>>>
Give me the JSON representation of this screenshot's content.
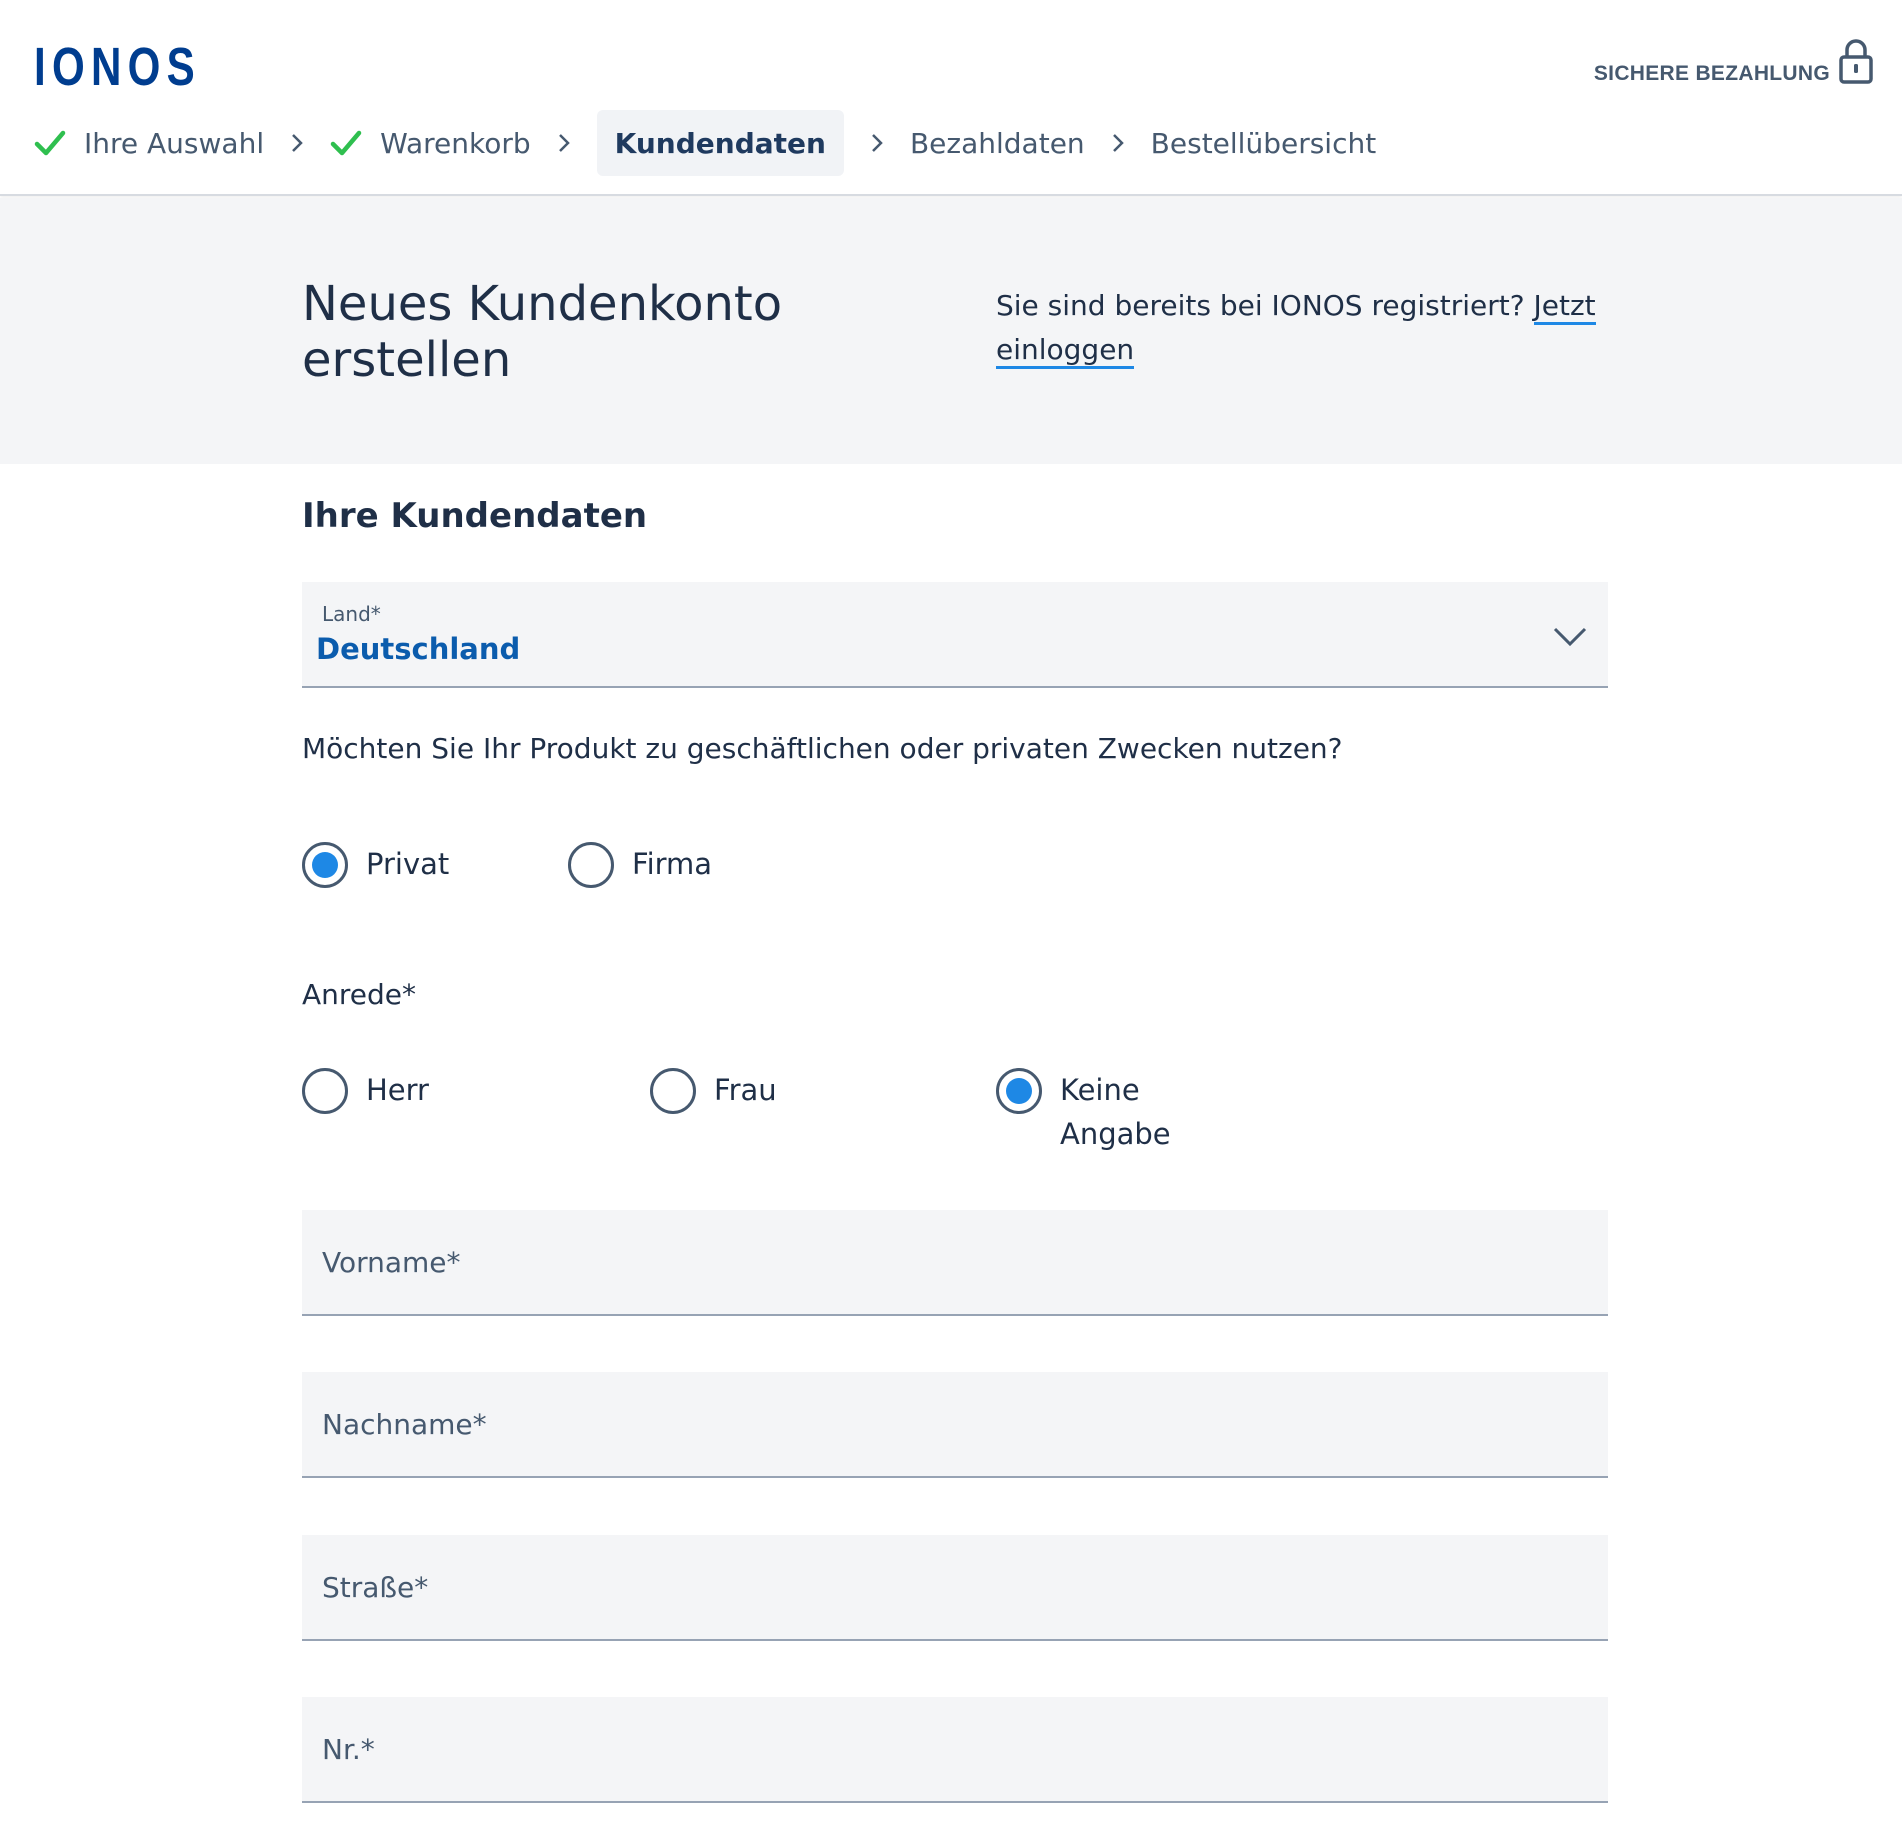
{
  "header": {
    "logo": "IONOS",
    "secure_label": "SICHERE BEZAHLUNG",
    "steps": [
      {
        "label": "Ihre Auswahl",
        "state": "done"
      },
      {
        "label": "Warenkorb",
        "state": "done"
      },
      {
        "label": "Kundendaten",
        "state": "active"
      },
      {
        "label": "Bezahldaten",
        "state": "todo"
      },
      {
        "label": "Bestellübersicht",
        "state": "todo"
      }
    ]
  },
  "banner": {
    "title": "Neues Kundenkonto erstellen",
    "login_prompt": "Sie sind bereits bei IONOS registriert?",
    "login_link": "Jetzt einloggen"
  },
  "form": {
    "section_title": "Ihre Kundendaten",
    "country": {
      "label": "Land*",
      "value": "Deutschland"
    },
    "usage_question": "Möchten Sie Ihr Produkt zu geschäftlichen oder privaten Zwecken nutzen?",
    "usage_options": [
      {
        "label": "Privat",
        "checked": true
      },
      {
        "label": "Firma",
        "checked": false
      }
    ],
    "salutation_label": "Anrede*",
    "salutation_options": [
      {
        "label": "Herr",
        "checked": false
      },
      {
        "label": "Frau",
        "checked": false
      },
      {
        "label": "Keine Angabe",
        "checked": true
      }
    ],
    "fields": {
      "firstname": {
        "placeholder": "Vorname*",
        "value": ""
      },
      "lastname": {
        "placeholder": "Nachname*",
        "value": ""
      },
      "street": {
        "placeholder": "Straße*",
        "value": ""
      },
      "number": {
        "placeholder": "Nr.*",
        "value": ""
      }
    }
  },
  "colors": {
    "brand": "#003d8f",
    "accent": "#1e88e5",
    "check": "#2fbf4f",
    "text": "#1f2f47",
    "muted": "#46596f",
    "band": "#f4f5f7"
  }
}
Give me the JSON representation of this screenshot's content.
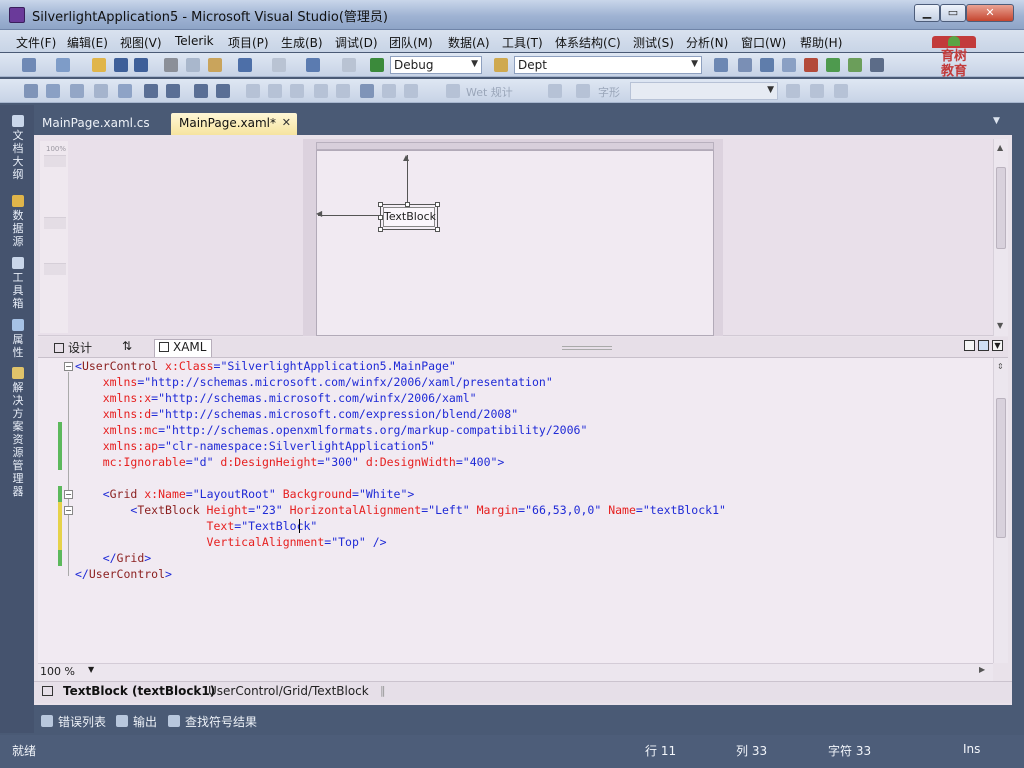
{
  "window": {
    "title": "SilverlightApplication5 - Microsoft Visual Studio(管理员)",
    "minimize_icon": "minimize-icon",
    "maximize_icon": "maximize-icon",
    "close_icon": "close-icon"
  },
  "menubar": {
    "items": [
      "文件(F)",
      "编辑(E)",
      "视图(V)",
      "Telerik",
      "项目(P)",
      "生成(B)",
      "调试(D)",
      "团队(M)",
      "数据(A)",
      "工具(T)",
      "体系结构(C)",
      "测试(S)",
      "分析(N)",
      "窗口(W)",
      "帮助(H)"
    ]
  },
  "toolbar": {
    "config_combo": "Debug",
    "platform_combo": "Dept",
    "font_combo_placeholder": "Wet 规计",
    "size_combo_placeholder": "字形"
  },
  "logo": {
    "text": "育树\n教育"
  },
  "sidebar": {
    "items": [
      {
        "label": "文档大纲",
        "icon": "document-outline-icon"
      },
      {
        "label": "数据源",
        "icon": "data-source-icon"
      },
      {
        "label": "工具箱",
        "icon": "toolbox-icon"
      },
      {
        "label": "属性",
        "icon": "properties-icon"
      },
      {
        "label": "解决方案资源管理器",
        "icon": "solution-explorer-icon"
      }
    ]
  },
  "doc_tabs": {
    "tab1": "MainPage.xaml.cs",
    "tab2": "MainPage.xaml*",
    "close_glyph": "✕"
  },
  "design": {
    "ruler_zoom": "100%",
    "textblock_label": "TextBlock"
  },
  "view_tabs": {
    "design": "设计",
    "swap": "⇅",
    "xaml": "XAML"
  },
  "code": {
    "lines": [
      [
        [
          "pn",
          "<"
        ],
        [
          "el",
          "UserControl"
        ],
        [
          "at",
          " x:Class"
        ],
        [
          "pn",
          "="
        ],
        [
          "vl",
          "\"SilverlightApplication5.MainPage\""
        ]
      ],
      [
        [
          "at",
          "    xmlns"
        ],
        [
          "pn",
          "="
        ],
        [
          "vl",
          "\"http://schemas.microsoft.com/winfx/2006/xaml/presentation\""
        ]
      ],
      [
        [
          "at",
          "    xmlns:x"
        ],
        [
          "pn",
          "="
        ],
        [
          "vl",
          "\"http://schemas.microsoft.com/winfx/2006/xaml\""
        ]
      ],
      [
        [
          "at",
          "    xmlns:d"
        ],
        [
          "pn",
          "="
        ],
        [
          "vl",
          "\"http://schemas.microsoft.com/expression/blend/2008\""
        ]
      ],
      [
        [
          "at",
          "    xmlns:mc"
        ],
        [
          "pn",
          "="
        ],
        [
          "vl",
          "\"http://schemas.openxmlformats.org/markup-compatibility/2006\""
        ]
      ],
      [
        [
          "at",
          "    xmlns:ap"
        ],
        [
          "pn",
          "="
        ],
        [
          "vl",
          "\"clr-namespace:SilverlightApplication5\""
        ]
      ],
      [
        [
          "at",
          "    mc:Ignorable"
        ],
        [
          "pn",
          "="
        ],
        [
          "vl",
          "\"d\""
        ],
        [
          "at",
          " d:DesignHeight"
        ],
        [
          "pn",
          "="
        ],
        [
          "vl",
          "\"300\""
        ],
        [
          "at",
          " d:DesignWidth"
        ],
        [
          "pn",
          "="
        ],
        [
          "vl",
          "\"400\""
        ],
        [
          "pn",
          ">"
        ]
      ],
      [
        [
          "pn",
          ""
        ]
      ],
      [
        [
          "pn",
          "    <"
        ],
        [
          "el",
          "Grid"
        ],
        [
          "at",
          " x:Name"
        ],
        [
          "pn",
          "="
        ],
        [
          "vl",
          "\"LayoutRoot\""
        ],
        [
          "at",
          " Background"
        ],
        [
          "pn",
          "="
        ],
        [
          "vl",
          "\"White\""
        ],
        [
          "pn",
          ">"
        ]
      ],
      [
        [
          "pn",
          "        <"
        ],
        [
          "el",
          "TextBlock"
        ],
        [
          "at",
          " Height"
        ],
        [
          "pn",
          "="
        ],
        [
          "vl",
          "\"23\""
        ],
        [
          "at",
          " HorizontalAlignment"
        ],
        [
          "pn",
          "="
        ],
        [
          "vl",
          "\"Left\""
        ],
        [
          "at",
          " Margin"
        ],
        [
          "pn",
          "="
        ],
        [
          "vl",
          "\"66,53,0,0\""
        ],
        [
          "at",
          " Name"
        ],
        [
          "pn",
          "="
        ],
        [
          "vl",
          "\"textBlock1\""
        ]
      ],
      [
        [
          "at",
          "                   Text"
        ],
        [
          "pn",
          "="
        ],
        [
          "vl",
          "\"TextBlock\""
        ]
      ],
      [
        [
          "at",
          "                   VerticalAlignment"
        ],
        [
          "pn",
          "="
        ],
        [
          "vl",
          "\"Top\""
        ],
        [
          "pn",
          " />"
        ]
      ],
      [
        [
          "pn",
          "    </"
        ],
        [
          "el",
          "Grid"
        ],
        [
          "pn",
          ">"
        ]
      ],
      [
        [
          "pn",
          "</"
        ],
        [
          "el",
          "UserControl"
        ],
        [
          "pn",
          ">"
        ]
      ]
    ]
  },
  "zoom": {
    "value": "100 %"
  },
  "breadcrumb": {
    "current": "TextBlock (textBlock1)",
    "path": "UserControl/Grid/TextBlock",
    "separator": "‖"
  },
  "bottom_tabs": [
    {
      "label": "错误列表",
      "icon": "error-list-icon"
    },
    {
      "label": "输出",
      "icon": "output-icon"
    },
    {
      "label": "查找符号结果",
      "icon": "find-symbol-icon"
    }
  ],
  "statusbar": {
    "ready": "就绪",
    "line": "行 11",
    "col": "列 33",
    "char": "字符 33",
    "mode": "Ins"
  }
}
<<<
## [Exercise brief]
Quote the records above exactly, leaving out any pictures.

## [Finished answer]
Give me the JSON representation of this screenshot's content.
{
  "header": {
    "logo": "IONOS",
    "secure_label": "SICHERE BEZAHLUNG",
    "steps": [
      {
        "label": "Ihre Auswahl",
        "state": "done"
      },
      {
        "label": "Warenkorb",
        "state": "done"
      },
      {
        "label": "Kundendaten",
        "state": "active"
      },
      {
        "label": "Bezahldaten",
        "state": "todo"
      },
      {
        "label": "Bestellübersicht",
        "state": "todo"
      }
    ]
  },
  "banner": {
    "title": "Neues Kundenkonto erstellen",
    "login_prompt": "Sie sind bereits bei IONOS registriert?",
    "login_link": "Jetzt einloggen"
  },
  "form": {
    "section_title": "Ihre Kundendaten",
    "country": {
      "label": "Land*",
      "value": "Deutschland"
    },
    "usage_question": "Möchten Sie Ihr Produkt zu geschäftlichen oder privaten Zwecken nutzen?",
    "usage_options": [
      {
        "label": "Privat",
        "checked": true
      },
      {
        "label": "Firma",
        "checked": false
      }
    ],
    "salutation_label": "Anrede*",
    "salutation_options": [
      {
        "label": "Herr",
        "checked": false
      },
      {
        "label": "Frau",
        "checked": false
      },
      {
        "label": "Keine Angabe",
        "checked": true
      }
    ],
    "fields": {
      "firstname": {
        "placeholder": "Vorname*",
        "value": ""
      },
      "lastname": {
        "placeholder": "Nachname*",
        "value": ""
      },
      "street": {
        "placeholder": "Straße*",
        "value": ""
      },
      "number": {
        "placeholder": "Nr.*",
        "value": ""
      }
    }
  },
  "colors": {
    "brand": "#003d8f",
    "accent": "#1e88e5",
    "check": "#2fbf4f",
    "text": "#1f2f47",
    "muted": "#46596f",
    "band": "#f4f5f7"
  }
}
Give me the JSON representation of this screenshot's content.
{
  "window": {
    "title": "SilverlightApplication5 - Microsoft Visual Studio(管理员)",
    "minimize_icon": "minimize-icon",
    "maximize_icon": "maximize-icon",
    "close_icon": "close-icon"
  },
  "menubar": {
    "items": [
      "文件(F)",
      "编辑(E)",
      "视图(V)",
      "Telerik",
      "项目(P)",
      "生成(B)",
      "调试(D)",
      "团队(M)",
      "数据(A)",
      "工具(T)",
      "体系结构(C)",
      "测试(S)",
      "分析(N)",
      "窗口(W)",
      "帮助(H)"
    ]
  },
  "toolbar": {
    "config_combo": "Debug",
    "platform_combo": "Dept",
    "font_combo_placeholder": "Wet 规计",
    "size_combo_placeholder": "字形"
  },
  "logo": {
    "text": "育树\n教育"
  },
  "sidebar": {
    "items": [
      {
        "label": "文档大纲",
        "icon": "document-outline-icon"
      },
      {
        "label": "数据源",
        "icon": "data-source-icon"
      },
      {
        "label": "工具箱",
        "icon": "toolbox-icon"
      },
      {
        "label": "属性",
        "icon": "properties-icon"
      },
      {
        "label": "解决方案资源管理器",
        "icon": "solution-explorer-icon"
      }
    ]
  },
  "doc_tabs": {
    "tab1": "MainPage.xaml.cs",
    "tab2": "MainPage.xaml*",
    "close_glyph": "✕"
  },
  "design": {
    "ruler_zoom": "100%",
    "textblock_label": "TextBlock"
  },
  "view_tabs": {
    "design": "设计",
    "swap": "⇅",
    "xaml": "XAML"
  },
  "code": {
    "lines": [
      [
        [
          "pn",
          "<"
        ],
        [
          "el",
          "UserControl"
        ],
        [
          "at",
          " x:Class"
        ],
        [
          "pn",
          "="
        ],
        [
          "vl",
          "\"SilverlightApplication5.MainPage\""
        ]
      ],
      [
        [
          "at",
          "    xmlns"
        ],
        [
          "pn",
          "="
        ],
        [
          "vl",
          "\"http://schemas.microsoft.com/winfx/2006/xaml/presentation\""
        ]
      ],
      [
        [
          "at",
          "    xmlns:x"
        ],
        [
          "pn",
          "="
        ],
        [
          "vl",
          "\"http://schemas.microsoft.com/winfx/2006/xaml\""
        ]
      ],
      [
        [
          "at",
          "    xmlns:d"
        ],
        [
          "pn",
          "="
        ],
        [
          "vl",
          "\"http://schemas.microsoft.com/expression/blend/2008\""
        ]
      ],
      [
        [
          "at",
          "    xmlns:mc"
        ],
        [
          "pn",
          "="
        ],
        [
          "vl",
          "\"http://schemas.openxmlformats.org/markup-compatibility/2006\""
        ]
      ],
      [
        [
          "at",
          "    xmlns:ap"
        ],
        [
          "pn",
          "="
        ],
        [
          "vl",
          "\"clr-namespace:SilverlightApplication5\""
        ]
      ],
      [
        [
          "at",
          "    mc:Ignorable"
        ],
        [
          "pn",
          "="
        ],
        [
          "vl",
          "\"d\""
        ],
        [
          "at",
          " d:DesignHeight"
        ],
        [
          "pn",
          "="
        ],
        [
          "vl",
          "\"300\""
        ],
        [
          "at",
          " d:DesignWidth"
        ],
        [
          "pn",
          "="
        ],
        [
          "vl",
          "\"400\""
        ],
        [
          "pn",
          ">"
        ]
      ],
      [
        [
          "pn",
          ""
        ]
      ],
      [
        [
          "pn",
          "    <"
        ],
        [
          "el",
          "Grid"
        ],
        [
          "at",
          " x:Name"
        ],
        [
          "pn",
          "="
        ],
        [
          "vl",
          "\"LayoutRoot\""
        ],
        [
          "at",
          " Background"
        ],
        [
          "pn",
          "="
        ],
        [
          "vl",
          "\"White\""
        ],
        [
          "pn",
          ">"
        ]
      ],
      [
        [
          "pn",
          "        <"
        ],
        [
          "el",
          "TextBlock"
        ],
        [
          "at",
          " Height"
        ],
        [
          "pn",
          "="
        ],
        [
          "vl",
          "\"23\""
        ],
        [
          "at",
          " HorizontalAlignment"
        ],
        [
          "pn",
          "="
        ],
        [
          "vl",
          "\"Left\""
        ],
        [
          "at",
          " Margin"
        ],
        [
          "pn",
          "="
        ],
        [
          "vl",
          "\"66,53,0,0\""
        ],
        [
          "at",
          " Name"
        ],
        [
          "pn",
          "="
        ],
        [
          "vl",
          "\"textBlock1\""
        ]
      ],
      [
        [
          "at",
          "                   Text"
        ],
        [
          "pn",
          "="
        ],
        [
          "vl",
          "\"TextBlock\""
        ]
      ],
      [
        [
          "at",
          "                   VerticalAlignment"
        ],
        [
          "pn",
          "="
        ],
        [
          "vl",
          "\"Top\""
        ],
        [
          "pn",
          " />"
        ]
      ],
      [
        [
          "pn",
          "    </"
        ],
        [
          "el",
          "Grid"
        ],
        [
          "pn",
          ">"
        ]
      ],
      [
        [
          "pn",
          "</"
        ],
        [
          "el",
          "UserControl"
        ],
        [
          "pn",
          ">"
        ]
      ]
    ]
  },
  "zoom": {
    "value": "100 %"
  },
  "breadcrumb": {
    "current": "TextBlock (textBlock1)",
    "path": "UserControl/Grid/TextBlock",
    "separator": "‖"
  },
  "bottom_tabs": [
    {
      "label": "错误列表",
      "icon": "error-list-icon"
    },
    {
      "label": "输出",
      "icon": "output-icon"
    },
    {
      "label": "查找符号结果",
      "icon": "find-symbol-icon"
    }
  ],
  "statusbar": {
    "ready": "就绪",
    "line": "行 11",
    "col": "列 33",
    "char": "字符 33",
    "mode": "Ins"
  }
}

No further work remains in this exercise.